# Requirements:
Print every line of the listing exactly, please.

# Material for this task:
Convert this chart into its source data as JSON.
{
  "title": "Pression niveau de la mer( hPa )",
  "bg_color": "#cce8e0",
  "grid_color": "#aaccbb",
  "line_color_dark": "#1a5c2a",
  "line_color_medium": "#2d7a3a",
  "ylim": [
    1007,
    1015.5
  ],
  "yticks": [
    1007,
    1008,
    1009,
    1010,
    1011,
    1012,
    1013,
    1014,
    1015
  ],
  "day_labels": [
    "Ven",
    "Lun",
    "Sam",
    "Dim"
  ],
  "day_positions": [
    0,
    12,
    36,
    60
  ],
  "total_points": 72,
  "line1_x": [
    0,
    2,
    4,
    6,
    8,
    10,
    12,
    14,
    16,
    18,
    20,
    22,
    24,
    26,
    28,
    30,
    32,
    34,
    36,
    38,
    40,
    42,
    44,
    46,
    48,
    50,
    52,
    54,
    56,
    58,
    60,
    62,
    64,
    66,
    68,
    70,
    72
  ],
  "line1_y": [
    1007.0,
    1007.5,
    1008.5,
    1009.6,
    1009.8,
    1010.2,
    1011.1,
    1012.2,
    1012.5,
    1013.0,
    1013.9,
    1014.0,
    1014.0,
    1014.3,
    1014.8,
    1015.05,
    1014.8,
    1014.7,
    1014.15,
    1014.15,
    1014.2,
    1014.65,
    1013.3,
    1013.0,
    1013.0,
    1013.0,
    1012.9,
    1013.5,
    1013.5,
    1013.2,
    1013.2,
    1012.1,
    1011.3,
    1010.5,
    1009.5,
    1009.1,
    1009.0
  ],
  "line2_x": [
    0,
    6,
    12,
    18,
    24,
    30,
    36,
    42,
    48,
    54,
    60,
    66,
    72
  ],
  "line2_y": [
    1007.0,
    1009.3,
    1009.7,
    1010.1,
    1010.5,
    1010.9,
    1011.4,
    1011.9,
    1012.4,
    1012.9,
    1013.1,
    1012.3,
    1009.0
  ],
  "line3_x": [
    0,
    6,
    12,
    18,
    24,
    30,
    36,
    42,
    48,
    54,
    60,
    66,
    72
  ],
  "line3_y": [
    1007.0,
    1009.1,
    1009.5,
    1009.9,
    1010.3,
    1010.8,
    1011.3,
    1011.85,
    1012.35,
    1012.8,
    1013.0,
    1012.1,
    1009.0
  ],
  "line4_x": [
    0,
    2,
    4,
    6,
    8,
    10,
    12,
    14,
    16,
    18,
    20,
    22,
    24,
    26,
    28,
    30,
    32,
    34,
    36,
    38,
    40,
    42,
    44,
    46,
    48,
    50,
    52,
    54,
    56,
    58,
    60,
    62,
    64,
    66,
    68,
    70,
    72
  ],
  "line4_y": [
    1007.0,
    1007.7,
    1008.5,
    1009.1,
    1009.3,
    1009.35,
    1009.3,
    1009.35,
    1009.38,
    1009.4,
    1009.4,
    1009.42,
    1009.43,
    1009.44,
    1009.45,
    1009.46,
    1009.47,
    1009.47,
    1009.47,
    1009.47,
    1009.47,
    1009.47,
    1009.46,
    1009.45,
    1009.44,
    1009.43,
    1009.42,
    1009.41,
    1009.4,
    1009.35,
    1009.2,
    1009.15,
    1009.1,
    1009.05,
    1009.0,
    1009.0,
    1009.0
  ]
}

# The solution:
Convert this chart into its source data as JSON.
{
  "title": "Pression niveau de la mer( hPa )",
  "bg_color": "#cce8e0",
  "grid_color": "#aaccbb",
  "line_color_dark": "#1a5c2a",
  "line_color_medium": "#2d7a3a",
  "ylim": [
    1007,
    1015.5
  ],
  "yticks": [
    1007,
    1008,
    1009,
    1010,
    1011,
    1012,
    1013,
    1014,
    1015
  ],
  "day_labels": [
    "Ven",
    "Lun",
    "Sam",
    "Dim"
  ],
  "day_positions": [
    0,
    12,
    36,
    60
  ],
  "total_points": 72,
  "line1_x": [
    0,
    2,
    4,
    6,
    8,
    10,
    12,
    14,
    16,
    18,
    20,
    22,
    24,
    26,
    28,
    30,
    32,
    34,
    36,
    38,
    40,
    42,
    44,
    46,
    48,
    50,
    52,
    54,
    56,
    58,
    60,
    62,
    64,
    66,
    68,
    70,
    72
  ],
  "line1_y": [
    1007.0,
    1007.5,
    1008.5,
    1009.6,
    1009.8,
    1010.2,
    1011.1,
    1012.2,
    1012.5,
    1013.0,
    1013.9,
    1014.0,
    1014.0,
    1014.3,
    1014.8,
    1015.05,
    1014.8,
    1014.7,
    1014.15,
    1014.15,
    1014.2,
    1014.65,
    1013.3,
    1013.0,
    1013.0,
    1013.0,
    1012.9,
    1013.5,
    1013.5,
    1013.2,
    1013.2,
    1012.1,
    1011.3,
    1010.5,
    1009.5,
    1009.1,
    1009.0
  ],
  "line2_x": [
    0,
    6,
    12,
    18,
    24,
    30,
    36,
    42,
    48,
    54,
    60,
    66,
    72
  ],
  "line2_y": [
    1007.0,
    1009.3,
    1009.7,
    1010.1,
    1010.5,
    1010.9,
    1011.4,
    1011.9,
    1012.4,
    1012.9,
    1013.1,
    1012.3,
    1009.0
  ],
  "line3_x": [
    0,
    6,
    12,
    18,
    24,
    30,
    36,
    42,
    48,
    54,
    60,
    66,
    72
  ],
  "line3_y": [
    1007.0,
    1009.1,
    1009.5,
    1009.9,
    1010.3,
    1010.8,
    1011.3,
    1011.85,
    1012.35,
    1012.8,
    1013.0,
    1012.1,
    1009.0
  ],
  "line4_x": [
    0,
    2,
    4,
    6,
    8,
    10,
    12,
    14,
    16,
    18,
    20,
    22,
    24,
    26,
    28,
    30,
    32,
    34,
    36,
    38,
    40,
    42,
    44,
    46,
    48,
    50,
    52,
    54,
    56,
    58,
    60,
    62,
    64,
    66,
    68,
    70,
    72
  ],
  "line4_y": [
    1007.0,
    1007.7,
    1008.5,
    1009.1,
    1009.3,
    1009.35,
    1009.3,
    1009.35,
    1009.38,
    1009.4,
    1009.4,
    1009.42,
    1009.43,
    1009.44,
    1009.45,
    1009.46,
    1009.47,
    1009.47,
    1009.47,
    1009.47,
    1009.47,
    1009.47,
    1009.46,
    1009.45,
    1009.44,
    1009.43,
    1009.42,
    1009.41,
    1009.4,
    1009.35,
    1009.2,
    1009.15,
    1009.1,
    1009.05,
    1009.0,
    1009.0,
    1009.0
  ]
}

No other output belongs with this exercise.